[Dataset rows about figures]
■ ■ ■ ■

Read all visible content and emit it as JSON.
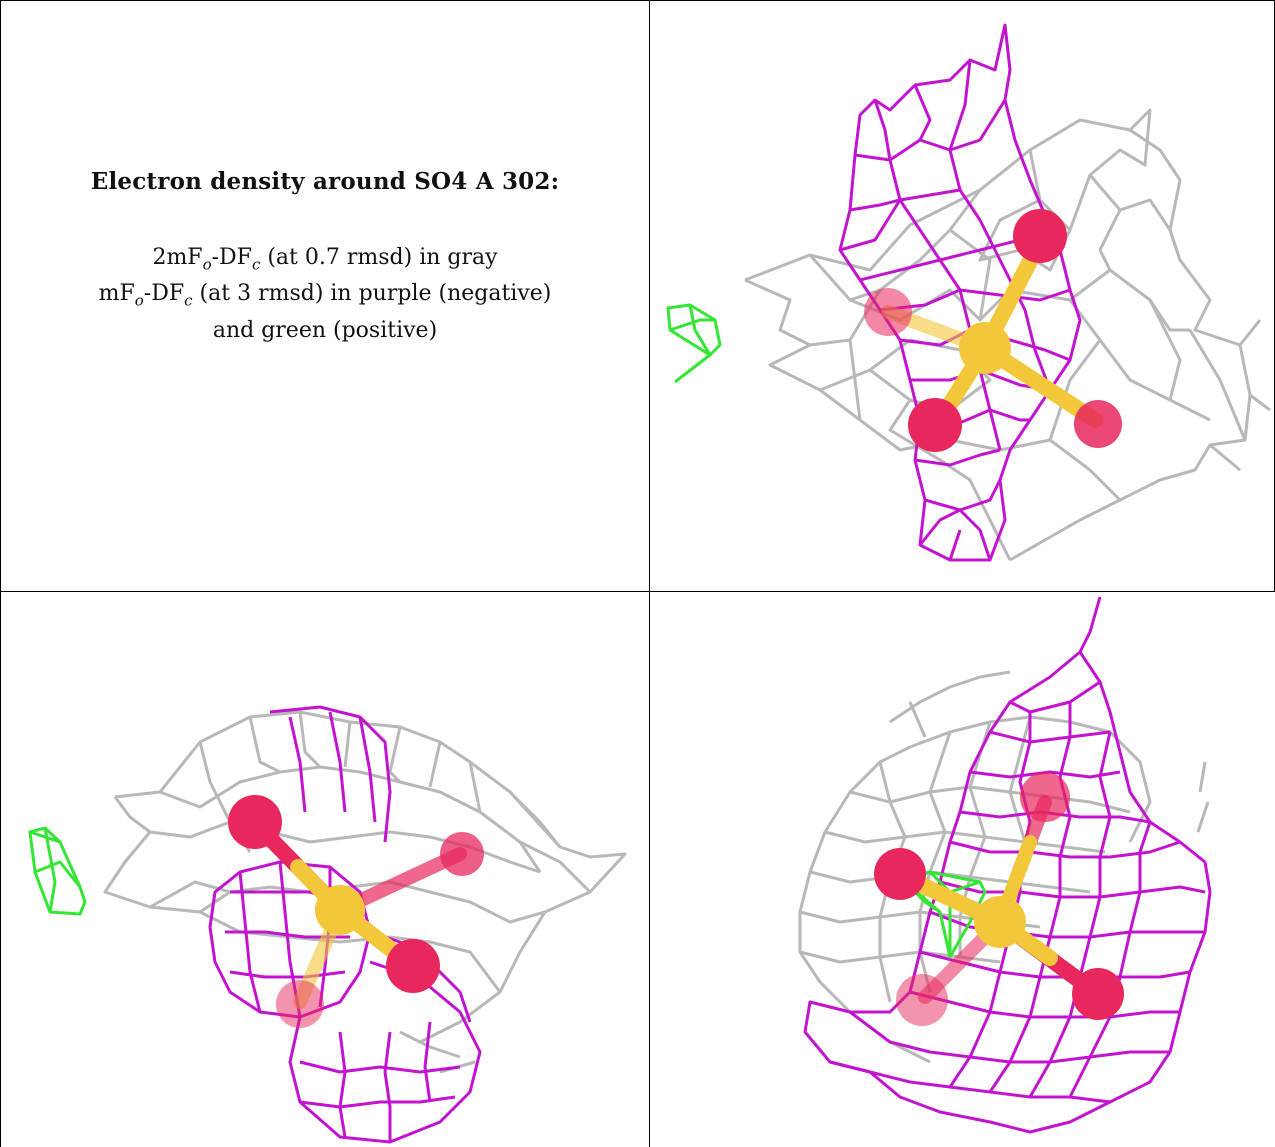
{
  "caption": {
    "title": "Electron density around SO4 A 302:",
    "line1": {
      "prefix": "2mF",
      "sub1": "o",
      "mid": "-DF",
      "sub2": "c",
      "suffix": " (at 0.7 rmsd) in gray"
    },
    "line2": {
      "prefix": "mF",
      "sub1": "o",
      "mid": "-DF",
      "sub2": "c",
      "suffix": " (at 3 rmsd) in purple (negative)"
    },
    "line3": "and green (positive)"
  },
  "colors": {
    "gray_mesh": "#b8b8b8",
    "purple_mesh": "#c213cf",
    "green_mesh": "#33e633",
    "oxygen": "#e8275c",
    "sulfur": "#f2c83a",
    "border": "#000000"
  },
  "views": [
    {
      "id": "view-top-right",
      "label": "density-view-1"
    },
    {
      "id": "view-bottom-left",
      "label": "density-view-2"
    },
    {
      "id": "view-bottom-right",
      "label": "density-view-3"
    }
  ]
}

■ ■ ■ ■

### Work to do
Transcribe the material as is, with images omitted.

### Response
Read all visible content and emit it as JSON.
{
  "caption": {
    "title": "Electron density around SO4 A 302:",
    "line1": {
      "prefix": "2mF",
      "sub1": "o",
      "mid": "-DF",
      "sub2": "c",
      "suffix": " (at 0.7 rmsd) in gray"
    },
    "line2": {
      "prefix": "mF",
      "sub1": "o",
      "mid": "-DF",
      "sub2": "c",
      "suffix": " (at 3 rmsd) in purple (negative)"
    },
    "line3": "and green (positive)"
  },
  "colors": {
    "gray_mesh": "#b8b8b8",
    "purple_mesh": "#c213cf",
    "green_mesh": "#33e633",
    "oxygen": "#e8275c",
    "sulfur": "#f2c83a",
    "border": "#000000"
  },
  "views": [
    {
      "id": "view-top-right",
      "label": "density-view-1"
    },
    {
      "id": "view-bottom-left",
      "label": "density-view-2"
    },
    {
      "id": "view-bottom-right",
      "label": "density-view-3"
    }
  ]
}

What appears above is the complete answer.